+++ PASSAGE GIVEN +++

Don’t get me wrong, I think it is excellent that Business Week ran this article, and it is obvious that Mandel thoughtfully considered the topic. I hope it gets people thinking, but I wish it has at least mentioned patents. As IPWatchdog.com readers know, I have been writing about this in almost Chicken Little fashion for nearly a year. I just wish economic journalists would become a little more intrigued by the failure of the US patent system over the last decade. As observers of the Patent Office know, about 4 or 5 years ago things went from bad to worse, and that is also about the time that the economy started to show its first signs of unraveling. Is this coincidence? I doubt it, but those who know me know that I am not a believer in coincidence. I believe coincidences happen for a reason, and about 4 years ago the US Patent Office decided that before any patent would issue it had to be reviewed and approved twice under a “second pair of eyes” review. This increasingly lead to fewer and fewer patents issuing, and longer and even ridiculous delays in getting a decision from the Patent Office.
The Business Week article starts off by asking what if the “era of rapid innovation” we were told about is simply not true. The article starts off asking:
But what if the conventional wisdom is wrong? Whit if outside of a few high-profile areas, the past decade has seen far too few commercial innovations that can transform lives and move the economy forward? What if, rather than being an era of rapid innovation, this has been an era of innovation interrupted? And if that’s true, is there any reason to expect the next decade to be any better?
These are all good questions, and unfortunately the answers will provide a wake-up call for the many who have not been paying attention to technology being held hostage at the USPTO. In fact, the engine that could recognize assets out of thin air, the United States Patent Office, simply stopped recognizing rights in many cases, despite the law setting forth a presumption that patents should issue unless a patent examiner can articulate a justifiable reason. Section 102 of Title 35 of the United States Code explains that an inventor is entitled to a patent unless the invention is not new. This sets up a structure whereby the patent examiner has the burden to articulate a rational reason for denying a patent. Simply put, if the invention is new and not obvious a patent is owed to the applicant.
At what time must the Patent Office either put up or shut up? How long can the Patent Office simply refuse to issue a patent without articulating a justifiable rationale, as required by the patent laws? Increasingly I have been talking with patent attorneys and inventors about the prospect of filing a writ of mandamus to order the Patent Office to issue patents, or at the very least treat inventors equally, as is required by the US Constitution. In fact, it is not just the Patent Office that must treat people equally. Both the Federal and State governments must treat similarly situated individuals similarly. While I think a good policy argument can be made to have the Patent Office ordered to issue patents on inventions that are stagnating, an excellent and winning argument can be made with respect to forcing the Patent Office to treat inventors the same and stop showing favoritism.

+++ PROVIDED INFORMATION +++

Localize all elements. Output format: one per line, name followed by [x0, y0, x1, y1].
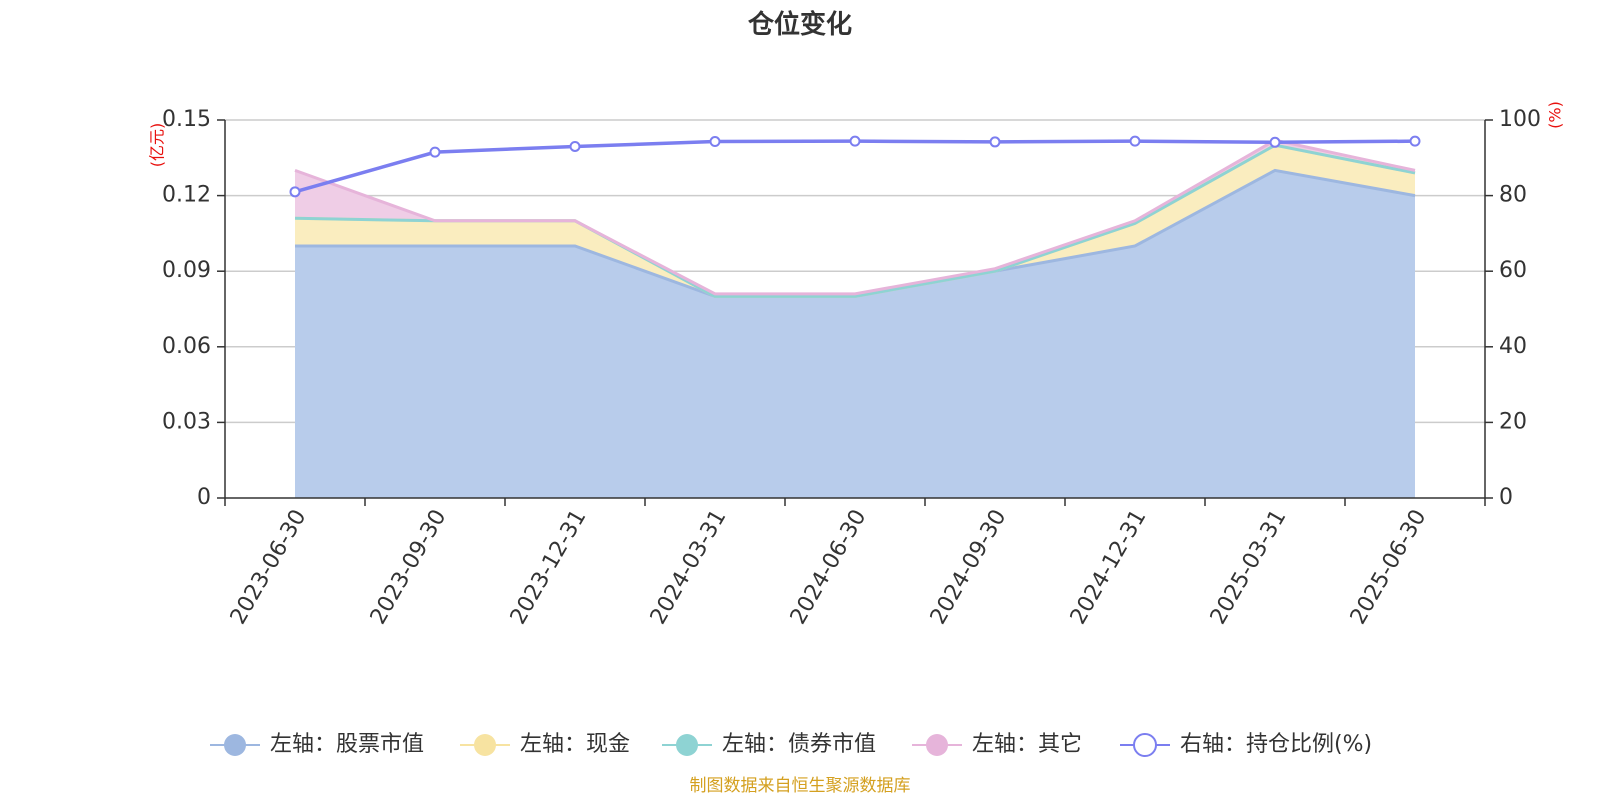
right-axis-tick-label: 100	[1499, 107, 1541, 132]
legend-label: 左轴：债券市值	[722, 732, 876, 757]
holding-ratio-point	[849, 135, 861, 147]
x-axis-tick-label: 2025-06-30	[1346, 506, 1432, 629]
left-axis-tick-label: 0	[197, 485, 211, 510]
area-左轴：股票市值	[295, 170, 1415, 498]
left-axis-tick-label: 0.09	[162, 258, 211, 283]
x-axis-tick-label: 2024-09-30	[926, 506, 1012, 629]
left-axis-tick-label: 0.06	[162, 334, 211, 359]
legend-label: 右轴：持仓比例(%)	[1180, 732, 1372, 757]
holding-ratio-point	[569, 140, 581, 152]
holding-ratio-point	[709, 136, 721, 148]
holding-ratio-point	[429, 146, 441, 158]
legend-marker-icon	[224, 734, 246, 756]
area-line-左轴：其它	[294, 138, 1416, 296]
legend-label: 左轴：其它	[972, 732, 1082, 757]
holding-ratio-point	[989, 136, 1001, 148]
legend-label: 左轴：股票市值	[270, 732, 424, 757]
legend-marker-icon	[1133, 733, 1157, 757]
left-axis-tick-label: 0.12	[162, 183, 211, 208]
holding-ratio-point	[1129, 135, 1141, 147]
right-axis-unit: (%)	[1546, 101, 1565, 129]
right-axis-tick-label: 0	[1499, 485, 1513, 510]
right-axis-tick-label: 40	[1499, 334, 1527, 359]
right-axis-tick-label: 60	[1499, 258, 1527, 283]
chart-title: 仓位变化	[747, 9, 852, 40]
x-axis-tick-label: 2023-06-30	[226, 506, 312, 629]
x-axis-tick-label: 2023-09-30	[366, 506, 452, 629]
left-axis-unit: (亿元)	[148, 123, 167, 168]
holding-ratio-line	[289, 135, 1421, 198]
legend-marker-icon	[676, 734, 698, 756]
legend-marker-icon	[926, 734, 948, 756]
right-axis-tick-label: 80	[1499, 183, 1527, 208]
x-axis-tick-label: 2024-12-31	[1066, 506, 1152, 629]
left-axis-tick-label: 0.15	[162, 107, 211, 132]
holding-ratio-point	[1269, 136, 1281, 148]
data-source-note: 制图数据来自恒生聚源数据库	[690, 776, 911, 796]
left-axis-tick-label: 0.03	[162, 409, 211, 434]
x-axis-tick-label: 2025-03-31	[1206, 506, 1292, 629]
holding-ratio-point	[289, 186, 301, 198]
stacked-areas	[294, 138, 1416, 498]
right-axis-tick-label: 20	[1499, 409, 1527, 434]
x-axis-tick-label: 2024-03-31	[646, 506, 732, 629]
legend-marker-icon	[474, 734, 496, 756]
holding-ratio-point	[1409, 135, 1421, 147]
legend: 左轴：股票市值 左轴：现金 左轴：债券市值 左轴：其它 右轴：持仓比例(%)	[210, 732, 1372, 757]
x-axis-tick-label: 2024-06-30	[786, 506, 872, 629]
legend-label: 左轴：现金	[520, 732, 630, 757]
x-axis-tick-label: 2023-12-31	[506, 506, 592, 629]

+++

**SET TASKS:**
a) Using the passage on the US patent system, decide whether each statement agrees with it: (i) About four years earlier, the Patent Office began requiring two approvals before any patent could issue. (ii) Under Section 102, the inventor bears the burden of showing why a patent should be granted. (iii) The writer regards the timing of the Patent Office's decline and the economy's unraveling as coincidence. For each, answer yes or no and quote the deciding words.
b) Carry on the passage about the US patent system, starting after its final sentence.

**RESULTS FOR EACH TASK:**
a)
(i) Yes: "about 4 years ago the US Patent Office decided that before any patent would issue it had to be reviewed and approved twice under a “second pair of eyes” review."
(ii) No: "This sets up a structure whereby the patent examiner has the burden to articulate a rational reason for denying a patent."
(iii) No: "I am not a believer in coincidence."

b)
But what favoritism is the Patent Office showing? In some areas at the Patent Office if you were to file a patent application today you would not anticipate hearing from the Patent Examiner for the first time with respect to a substantive review for about 120 months. For those doing the math, yes, that is 10 years. Notwithstanding, I recently learned of a patent that the Patent Office has issued on a business method at near light speed. The patent in question, US Patent No. 7,228,226, was filed on November 29, 2006 and issued on June 5, 2007, and the assignee was Lehman Brothers, Inc., the now defunct Wall Street giant that filed for bankruptcy in September 2008. It would seem that somehow the patent application was classified in a technology area that is not very active, and issued in just 7 months. Exactly how is that fair? The attorney who brought this to my attention said this is very hard to handle given a client of his has a patent pending on a similar innovation and is scheduled to receive a first action some 117 months from now. How can one explain a business method patent being issued in 7 months, other applications getting first treatment by a patent examiner in 4 to 6 months, and other applicants having to wait nearly 10 years for consideration by a patent examiner? Something is terribly wrong! I know that Commissioner Focarino is trying to streamline the application process, and I applaud her efforts, but there is a systematic problem on what appears to be a fundamental level.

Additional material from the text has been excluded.